--- BEGIN ---

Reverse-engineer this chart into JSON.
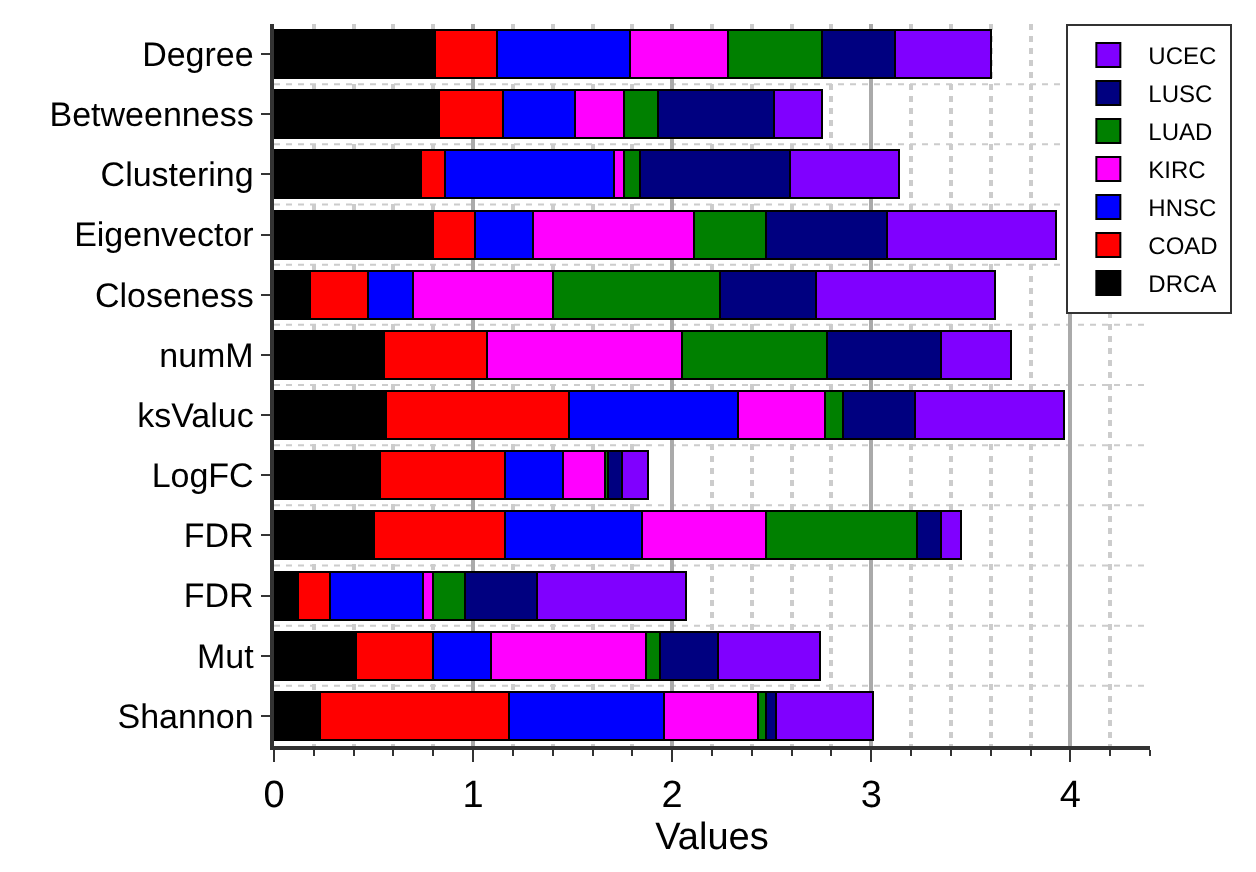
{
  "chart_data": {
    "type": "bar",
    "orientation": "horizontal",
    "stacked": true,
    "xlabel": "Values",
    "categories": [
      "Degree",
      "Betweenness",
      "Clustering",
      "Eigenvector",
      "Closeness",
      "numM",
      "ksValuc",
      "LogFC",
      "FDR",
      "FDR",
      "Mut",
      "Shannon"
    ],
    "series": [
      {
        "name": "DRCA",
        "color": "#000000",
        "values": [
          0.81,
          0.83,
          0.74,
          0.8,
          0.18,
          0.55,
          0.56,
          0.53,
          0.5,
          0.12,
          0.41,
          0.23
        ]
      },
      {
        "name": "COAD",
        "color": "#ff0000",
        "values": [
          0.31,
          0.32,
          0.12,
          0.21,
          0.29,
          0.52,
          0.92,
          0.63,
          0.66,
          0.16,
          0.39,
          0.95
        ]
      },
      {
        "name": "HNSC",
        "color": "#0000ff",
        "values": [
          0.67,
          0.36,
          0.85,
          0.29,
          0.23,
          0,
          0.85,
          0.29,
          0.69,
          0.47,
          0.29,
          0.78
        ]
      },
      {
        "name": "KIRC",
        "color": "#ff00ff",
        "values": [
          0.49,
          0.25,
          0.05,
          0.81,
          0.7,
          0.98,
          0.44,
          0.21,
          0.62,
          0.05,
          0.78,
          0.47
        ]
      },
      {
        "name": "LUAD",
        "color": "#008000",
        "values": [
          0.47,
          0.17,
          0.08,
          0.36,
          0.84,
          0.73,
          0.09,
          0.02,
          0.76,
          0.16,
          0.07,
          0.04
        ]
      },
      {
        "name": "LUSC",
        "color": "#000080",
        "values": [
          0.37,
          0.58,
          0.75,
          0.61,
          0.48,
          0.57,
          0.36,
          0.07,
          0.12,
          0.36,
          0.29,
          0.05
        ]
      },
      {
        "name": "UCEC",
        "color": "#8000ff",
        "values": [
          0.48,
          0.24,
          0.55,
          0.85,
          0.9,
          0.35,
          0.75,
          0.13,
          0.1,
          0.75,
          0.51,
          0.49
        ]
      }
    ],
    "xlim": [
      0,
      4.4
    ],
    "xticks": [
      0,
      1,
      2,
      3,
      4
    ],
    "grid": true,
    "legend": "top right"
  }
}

--- END ---

→ Task: Take each line containing the string "name" and copy it out.

→ Solved exercise:
        "name": "DRCA",
        "name": "COAD",
        "name": "HNSC",
        "name": "KIRC",
        "name": "LUAD",
        "name": "LUSC",
        "name": "UCEC",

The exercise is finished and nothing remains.